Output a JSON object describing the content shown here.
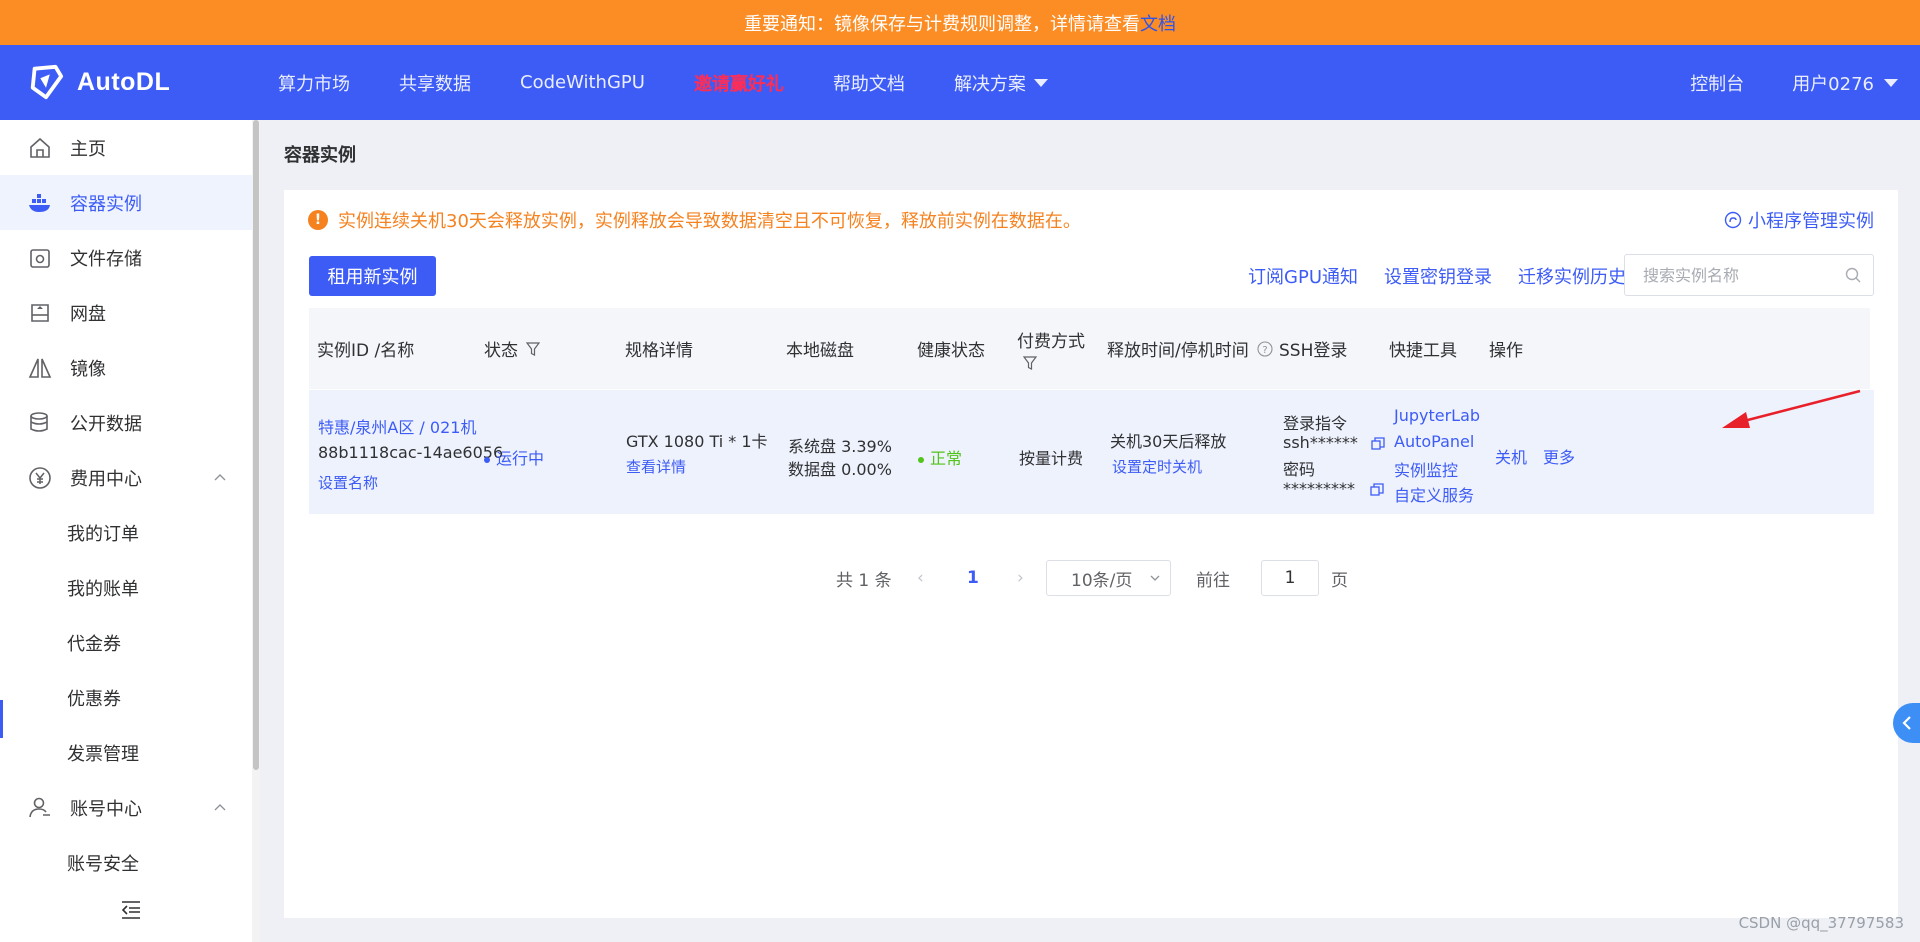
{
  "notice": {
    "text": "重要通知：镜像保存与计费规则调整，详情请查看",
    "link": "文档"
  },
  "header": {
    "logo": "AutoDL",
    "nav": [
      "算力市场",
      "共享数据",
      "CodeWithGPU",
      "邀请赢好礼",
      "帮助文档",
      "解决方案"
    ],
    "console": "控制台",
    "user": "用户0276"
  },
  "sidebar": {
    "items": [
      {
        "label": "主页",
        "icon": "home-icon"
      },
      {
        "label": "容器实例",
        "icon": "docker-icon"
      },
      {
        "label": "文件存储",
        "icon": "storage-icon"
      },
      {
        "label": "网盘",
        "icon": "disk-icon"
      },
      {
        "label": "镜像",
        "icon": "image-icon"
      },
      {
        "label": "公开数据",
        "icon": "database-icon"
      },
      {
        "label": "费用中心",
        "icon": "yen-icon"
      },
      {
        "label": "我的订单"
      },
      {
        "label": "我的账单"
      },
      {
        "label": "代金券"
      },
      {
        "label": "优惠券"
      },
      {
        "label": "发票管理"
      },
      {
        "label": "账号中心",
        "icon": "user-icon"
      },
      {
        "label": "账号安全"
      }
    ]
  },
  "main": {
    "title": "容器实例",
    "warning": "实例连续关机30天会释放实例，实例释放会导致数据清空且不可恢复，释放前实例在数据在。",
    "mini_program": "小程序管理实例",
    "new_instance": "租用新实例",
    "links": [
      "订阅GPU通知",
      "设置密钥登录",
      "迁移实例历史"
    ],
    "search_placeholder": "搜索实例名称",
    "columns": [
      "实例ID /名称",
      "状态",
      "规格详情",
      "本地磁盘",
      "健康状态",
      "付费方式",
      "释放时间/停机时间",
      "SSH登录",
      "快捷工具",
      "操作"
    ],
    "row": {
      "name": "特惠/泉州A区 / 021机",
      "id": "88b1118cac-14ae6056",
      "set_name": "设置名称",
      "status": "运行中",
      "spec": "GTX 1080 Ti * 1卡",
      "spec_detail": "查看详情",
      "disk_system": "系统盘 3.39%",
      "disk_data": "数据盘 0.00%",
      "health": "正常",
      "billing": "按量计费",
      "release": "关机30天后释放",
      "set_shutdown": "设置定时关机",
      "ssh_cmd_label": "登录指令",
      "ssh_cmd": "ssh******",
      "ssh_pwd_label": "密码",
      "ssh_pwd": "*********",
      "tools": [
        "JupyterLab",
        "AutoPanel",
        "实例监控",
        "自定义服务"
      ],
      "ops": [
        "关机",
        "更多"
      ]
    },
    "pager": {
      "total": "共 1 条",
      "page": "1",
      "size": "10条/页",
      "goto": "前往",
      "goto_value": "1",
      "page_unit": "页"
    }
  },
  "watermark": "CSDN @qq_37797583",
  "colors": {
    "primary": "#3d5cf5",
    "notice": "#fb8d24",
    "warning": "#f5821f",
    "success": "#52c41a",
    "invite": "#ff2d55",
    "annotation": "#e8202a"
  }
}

+ + + + +

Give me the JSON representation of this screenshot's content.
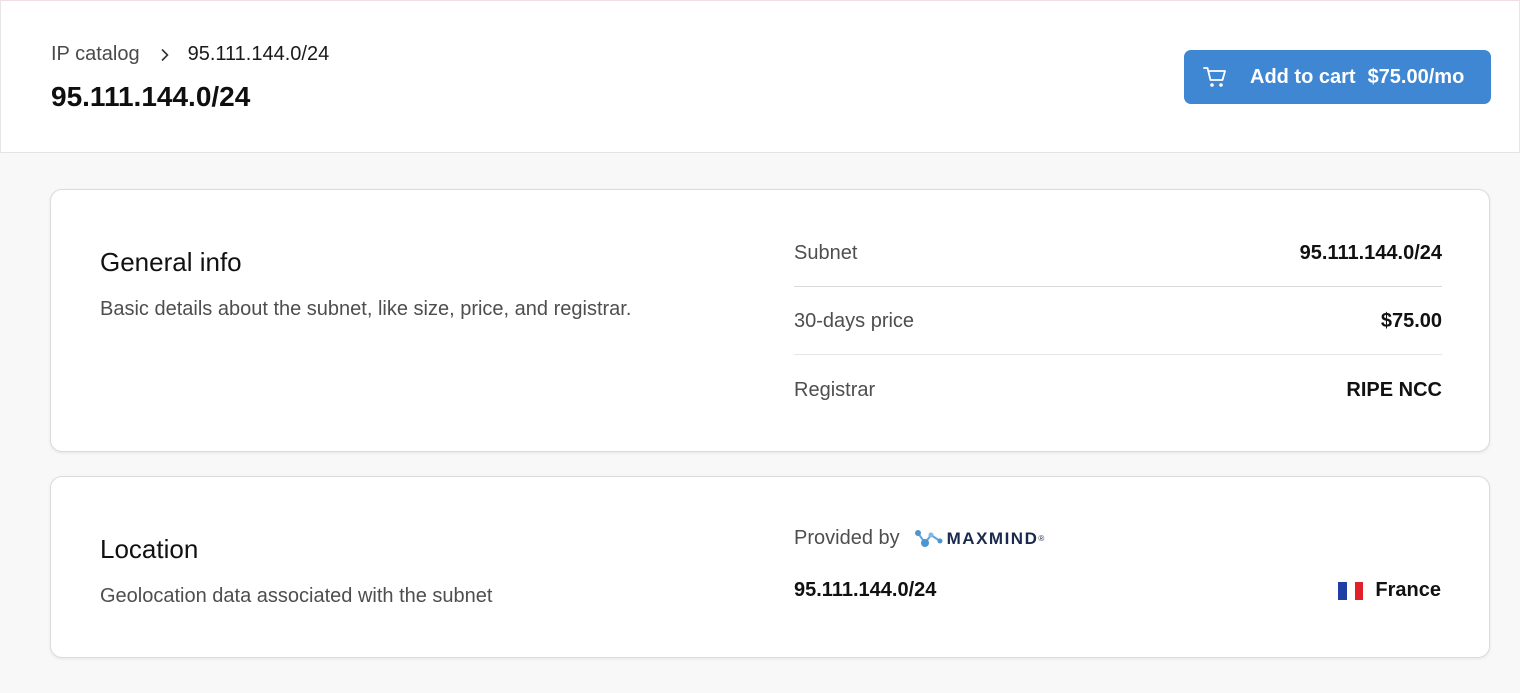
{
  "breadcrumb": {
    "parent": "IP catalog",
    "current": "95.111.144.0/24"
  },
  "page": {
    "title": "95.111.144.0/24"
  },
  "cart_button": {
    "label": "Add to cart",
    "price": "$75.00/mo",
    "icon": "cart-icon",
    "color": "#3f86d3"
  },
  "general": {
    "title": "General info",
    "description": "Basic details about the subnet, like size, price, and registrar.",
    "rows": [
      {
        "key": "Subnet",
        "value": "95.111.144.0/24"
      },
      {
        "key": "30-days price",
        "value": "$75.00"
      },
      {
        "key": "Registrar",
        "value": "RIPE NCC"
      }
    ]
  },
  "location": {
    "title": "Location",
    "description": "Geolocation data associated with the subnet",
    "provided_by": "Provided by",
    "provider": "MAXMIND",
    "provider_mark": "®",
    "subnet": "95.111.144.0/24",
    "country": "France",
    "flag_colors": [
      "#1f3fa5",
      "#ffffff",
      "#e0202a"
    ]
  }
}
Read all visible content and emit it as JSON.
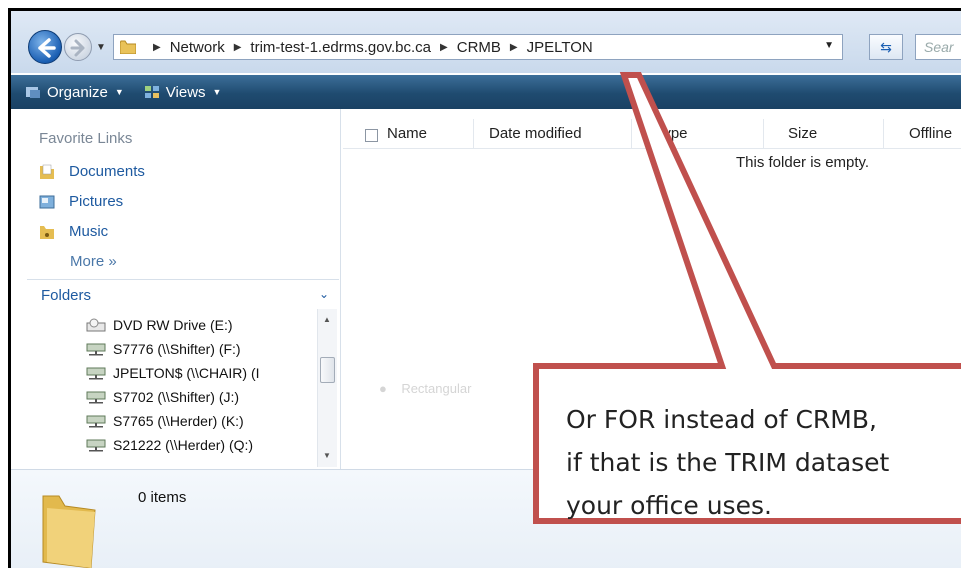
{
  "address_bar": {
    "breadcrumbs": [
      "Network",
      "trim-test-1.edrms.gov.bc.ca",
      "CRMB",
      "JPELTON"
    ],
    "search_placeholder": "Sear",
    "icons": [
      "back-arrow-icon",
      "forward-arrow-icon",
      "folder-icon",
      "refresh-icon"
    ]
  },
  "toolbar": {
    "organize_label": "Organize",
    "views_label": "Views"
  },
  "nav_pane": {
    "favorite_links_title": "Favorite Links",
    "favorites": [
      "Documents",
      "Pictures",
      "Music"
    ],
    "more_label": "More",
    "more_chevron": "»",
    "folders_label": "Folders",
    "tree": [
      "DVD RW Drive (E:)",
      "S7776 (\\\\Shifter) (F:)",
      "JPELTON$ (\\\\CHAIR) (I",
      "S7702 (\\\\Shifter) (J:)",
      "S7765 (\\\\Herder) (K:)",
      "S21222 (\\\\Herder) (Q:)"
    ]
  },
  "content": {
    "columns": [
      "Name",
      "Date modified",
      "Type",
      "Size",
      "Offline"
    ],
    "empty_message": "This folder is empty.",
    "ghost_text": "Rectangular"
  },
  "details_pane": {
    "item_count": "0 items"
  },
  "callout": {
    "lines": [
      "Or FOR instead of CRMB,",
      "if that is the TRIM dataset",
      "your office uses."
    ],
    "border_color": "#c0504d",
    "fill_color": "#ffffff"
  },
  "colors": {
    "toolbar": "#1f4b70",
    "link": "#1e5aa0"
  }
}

+ + + + +

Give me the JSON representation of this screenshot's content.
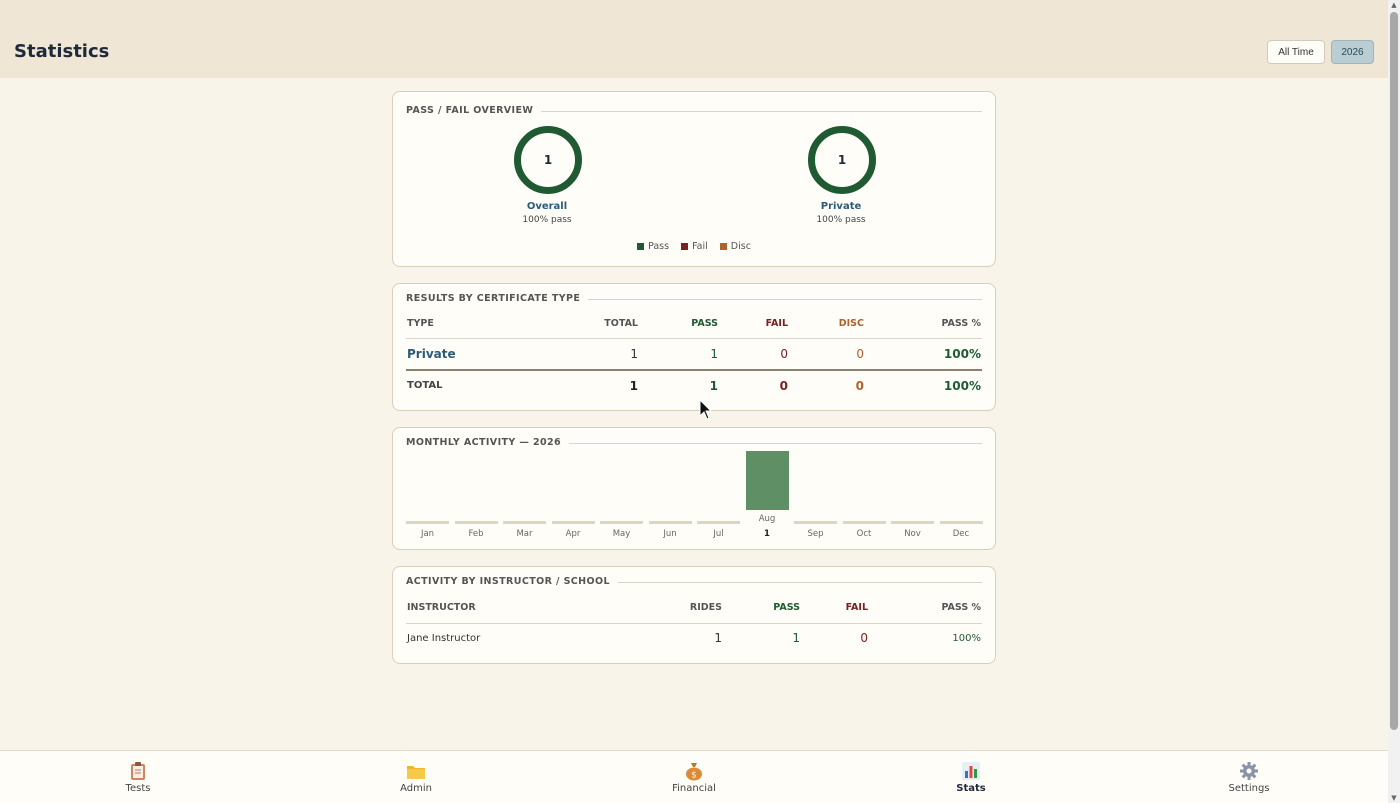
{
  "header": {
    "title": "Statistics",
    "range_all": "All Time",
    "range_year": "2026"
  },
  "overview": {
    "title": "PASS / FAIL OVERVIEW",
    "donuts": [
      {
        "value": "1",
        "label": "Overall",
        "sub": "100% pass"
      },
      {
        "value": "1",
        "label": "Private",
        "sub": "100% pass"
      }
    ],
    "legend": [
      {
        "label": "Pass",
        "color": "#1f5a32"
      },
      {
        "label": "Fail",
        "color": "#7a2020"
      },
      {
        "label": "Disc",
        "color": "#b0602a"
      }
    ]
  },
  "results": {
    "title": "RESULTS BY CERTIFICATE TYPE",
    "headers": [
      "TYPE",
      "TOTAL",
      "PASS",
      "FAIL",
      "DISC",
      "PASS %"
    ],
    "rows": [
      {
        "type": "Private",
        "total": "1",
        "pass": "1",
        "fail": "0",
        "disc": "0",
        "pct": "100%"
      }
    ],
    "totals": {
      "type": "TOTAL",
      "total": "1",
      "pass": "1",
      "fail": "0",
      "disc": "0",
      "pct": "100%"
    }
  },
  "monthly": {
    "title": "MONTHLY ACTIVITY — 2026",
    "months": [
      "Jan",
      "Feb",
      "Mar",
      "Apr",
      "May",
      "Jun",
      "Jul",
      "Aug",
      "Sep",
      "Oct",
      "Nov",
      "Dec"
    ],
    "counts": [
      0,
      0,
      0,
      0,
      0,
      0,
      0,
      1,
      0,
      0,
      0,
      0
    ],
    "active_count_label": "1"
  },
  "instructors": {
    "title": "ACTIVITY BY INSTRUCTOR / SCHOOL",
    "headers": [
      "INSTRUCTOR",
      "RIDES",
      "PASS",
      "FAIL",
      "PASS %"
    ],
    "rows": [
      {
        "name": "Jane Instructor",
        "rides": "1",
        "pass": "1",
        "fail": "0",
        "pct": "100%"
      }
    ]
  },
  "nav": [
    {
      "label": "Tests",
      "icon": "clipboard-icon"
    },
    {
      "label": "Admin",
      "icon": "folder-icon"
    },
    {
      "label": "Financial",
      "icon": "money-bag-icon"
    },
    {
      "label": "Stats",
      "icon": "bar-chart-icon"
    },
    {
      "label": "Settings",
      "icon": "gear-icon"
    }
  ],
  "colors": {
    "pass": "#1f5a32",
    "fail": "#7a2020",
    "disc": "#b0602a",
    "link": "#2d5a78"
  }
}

+ + + + +

* [Goal] Track down all lines above with the string "warning" and copy them.

* [Exercise solution]
    "warning": "实例连续关机30天会释放实例，实例释放会导致数据清空且不可恢复，释放前实例在数据在。",
    "warning": "#f5821f",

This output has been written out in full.